Repeat the material below exactly, line for line.
** BEGIN Dataset content **
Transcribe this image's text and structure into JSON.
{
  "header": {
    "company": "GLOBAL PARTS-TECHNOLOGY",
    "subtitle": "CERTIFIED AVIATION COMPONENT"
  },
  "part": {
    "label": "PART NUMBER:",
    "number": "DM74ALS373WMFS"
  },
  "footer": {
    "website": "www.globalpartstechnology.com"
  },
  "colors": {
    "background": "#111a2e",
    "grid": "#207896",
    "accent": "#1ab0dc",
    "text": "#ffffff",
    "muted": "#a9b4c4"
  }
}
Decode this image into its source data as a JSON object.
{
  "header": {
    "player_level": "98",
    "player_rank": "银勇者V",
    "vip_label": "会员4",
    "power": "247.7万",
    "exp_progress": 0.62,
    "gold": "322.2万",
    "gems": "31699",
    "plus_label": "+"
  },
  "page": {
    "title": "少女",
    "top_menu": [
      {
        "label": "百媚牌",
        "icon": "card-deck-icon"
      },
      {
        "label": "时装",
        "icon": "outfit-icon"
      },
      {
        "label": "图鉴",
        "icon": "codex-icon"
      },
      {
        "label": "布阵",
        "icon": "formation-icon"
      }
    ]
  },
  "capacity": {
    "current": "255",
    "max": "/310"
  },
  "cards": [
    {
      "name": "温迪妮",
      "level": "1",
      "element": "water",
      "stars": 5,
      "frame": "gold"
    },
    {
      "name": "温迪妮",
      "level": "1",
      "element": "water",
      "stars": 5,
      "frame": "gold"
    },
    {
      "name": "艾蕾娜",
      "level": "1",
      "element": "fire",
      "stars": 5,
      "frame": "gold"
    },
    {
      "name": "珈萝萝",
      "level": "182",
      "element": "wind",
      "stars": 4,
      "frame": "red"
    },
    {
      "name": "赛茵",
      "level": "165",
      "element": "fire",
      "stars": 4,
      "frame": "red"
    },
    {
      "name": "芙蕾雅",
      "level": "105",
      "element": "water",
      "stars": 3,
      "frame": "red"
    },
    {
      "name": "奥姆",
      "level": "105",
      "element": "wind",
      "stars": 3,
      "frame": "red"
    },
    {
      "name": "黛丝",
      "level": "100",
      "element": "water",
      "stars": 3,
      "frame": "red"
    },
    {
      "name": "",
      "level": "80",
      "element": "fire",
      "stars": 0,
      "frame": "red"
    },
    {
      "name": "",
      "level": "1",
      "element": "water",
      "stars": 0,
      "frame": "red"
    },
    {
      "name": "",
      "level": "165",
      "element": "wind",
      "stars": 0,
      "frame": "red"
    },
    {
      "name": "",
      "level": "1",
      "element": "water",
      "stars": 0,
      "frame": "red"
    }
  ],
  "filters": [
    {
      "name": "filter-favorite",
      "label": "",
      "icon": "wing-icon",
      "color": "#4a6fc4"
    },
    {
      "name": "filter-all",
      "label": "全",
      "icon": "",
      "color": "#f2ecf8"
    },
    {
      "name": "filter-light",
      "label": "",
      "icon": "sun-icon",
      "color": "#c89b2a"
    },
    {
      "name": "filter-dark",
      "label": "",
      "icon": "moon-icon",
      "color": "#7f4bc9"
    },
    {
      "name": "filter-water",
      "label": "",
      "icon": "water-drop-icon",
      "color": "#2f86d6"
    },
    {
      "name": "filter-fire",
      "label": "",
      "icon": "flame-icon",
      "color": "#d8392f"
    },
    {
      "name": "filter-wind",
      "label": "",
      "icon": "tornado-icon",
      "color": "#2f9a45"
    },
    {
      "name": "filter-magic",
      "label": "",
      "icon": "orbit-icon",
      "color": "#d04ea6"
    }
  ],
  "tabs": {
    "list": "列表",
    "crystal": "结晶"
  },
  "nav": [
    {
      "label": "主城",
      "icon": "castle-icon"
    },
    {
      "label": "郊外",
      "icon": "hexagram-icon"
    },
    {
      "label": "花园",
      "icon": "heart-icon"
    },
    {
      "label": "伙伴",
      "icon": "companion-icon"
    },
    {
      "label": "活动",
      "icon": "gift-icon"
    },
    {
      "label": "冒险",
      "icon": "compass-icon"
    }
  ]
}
** END Dataset content **
_Answer_:
Transcribe this image's text and structure into JSON.
{
  "header": {
    "company": "GLOBAL PARTS-TECHNOLOGY",
    "subtitle": "CERTIFIED AVIATION COMPONENT"
  },
  "part": {
    "label": "PART NUMBER:",
    "number": "DM74ALS373WMFS"
  },
  "footer": {
    "website": "www.globalpartstechnology.com"
  },
  "colors": {
    "background": "#111a2e",
    "grid": "#207896",
    "accent": "#1ab0dc",
    "text": "#ffffff",
    "muted": "#a9b4c4"
  }
}
Decode this image into its source data as a JSON object.
{
  "header": {
    "player_level": "98",
    "player_rank": "银勇者V",
    "vip_label": "会员4",
    "power": "247.7万",
    "exp_progress": 0.62,
    "gold": "322.2万",
    "gems": "31699",
    "plus_label": "+"
  },
  "page": {
    "title": "少女",
    "top_menu": [
      {
        "label": "百媚牌",
        "icon": "card-deck-icon"
      },
      {
        "label": "时装",
        "icon": "outfit-icon"
      },
      {
        "label": "图鉴",
        "icon": "codex-icon"
      },
      {
        "label": "布阵",
        "icon": "formation-icon"
      }
    ]
  },
  "capacity": {
    "current": "255",
    "max": "/310"
  },
  "cards": [
    {
      "name": "温迪妮",
      "level": "1",
      "element": "water",
      "stars": 5,
      "frame": "gold"
    },
    {
      "name": "温迪妮",
      "level": "1",
      "element": "water",
      "stars": 5,
      "frame": "gold"
    },
    {
      "name": "艾蕾娜",
      "level": "1",
      "element": "fire",
      "stars": 5,
      "frame": "gold"
    },
    {
      "name": "珈萝萝",
      "level": "182",
      "element": "wind",
      "stars": 4,
      "frame": "red"
    },
    {
      "name": "赛茵",
      "level": "165",
      "element": "fire",
      "stars": 4,
      "frame": "red"
    },
    {
      "name": "芙蕾雅",
      "level": "105",
      "element": "water",
      "stars": 3,
      "frame": "red"
    },
    {
      "name": "奥姆",
      "level": "105",
      "element": "wind",
      "stars": 3,
      "frame": "red"
    },
    {
      "name": "黛丝",
      "level": "100",
      "element": "water",
      "stars": 3,
      "frame": "red"
    },
    {
      "name": "",
      "level": "80",
      "element": "fire",
      "stars": 0,
      "frame": "red"
    },
    {
      "name": "",
      "level": "1",
      "element": "water",
      "stars": 0,
      "frame": "red"
    },
    {
      "name": "",
      "level": "165",
      "element": "wind",
      "stars": 0,
      "frame": "red"
    },
    {
      "name": "",
      "level": "1",
      "element": "water",
      "stars": 0,
      "frame": "red"
    }
  ],
  "filters": [
    {
      "name": "filter-favorite",
      "label": "",
      "icon": "wing-icon",
      "color": "#4a6fc4"
    },
    {
      "name": "filter-all",
      "label": "全",
      "icon": "",
      "color": "#f2ecf8"
    },
    {
      "name": "filter-light",
      "label": "",
      "icon": "sun-icon",
      "color": "#c89b2a"
    },
    {
      "name": "filter-dark",
      "label": "",
      "icon": "moon-icon",
      "color": "#7f4bc9"
    },
    {
      "name": "filter-water",
      "label": "",
      "icon": "water-drop-icon",
      "color": "#2f86d6"
    },
    {
      "name": "filter-fire",
      "label": "",
      "icon": "flame-icon",
      "color": "#d8392f"
    },
    {
      "name": "filter-wind",
      "label": "",
      "icon": "tornado-icon",
      "color": "#2f9a45"
    },
    {
      "name": "filter-magic",
      "label": "",
      "icon": "orbit-icon",
      "color": "#d04ea6"
    }
  ],
  "tabs": {
    "list": "列表",
    "crystal": "结晶"
  },
  "nav": [
    {
      "label": "主城",
      "icon": "castle-icon"
    },
    {
      "label": "郊外",
      "icon": "hexagram-icon"
    },
    {
      "label": "花园",
      "icon": "heart-icon"
    },
    {
      "label": "伙伴",
      "icon": "companion-icon"
    },
    {
      "label": "活动",
      "icon": "gift-icon"
    },
    {
      "label": "冒险",
      "icon": "compass-icon"
    }
  ]
}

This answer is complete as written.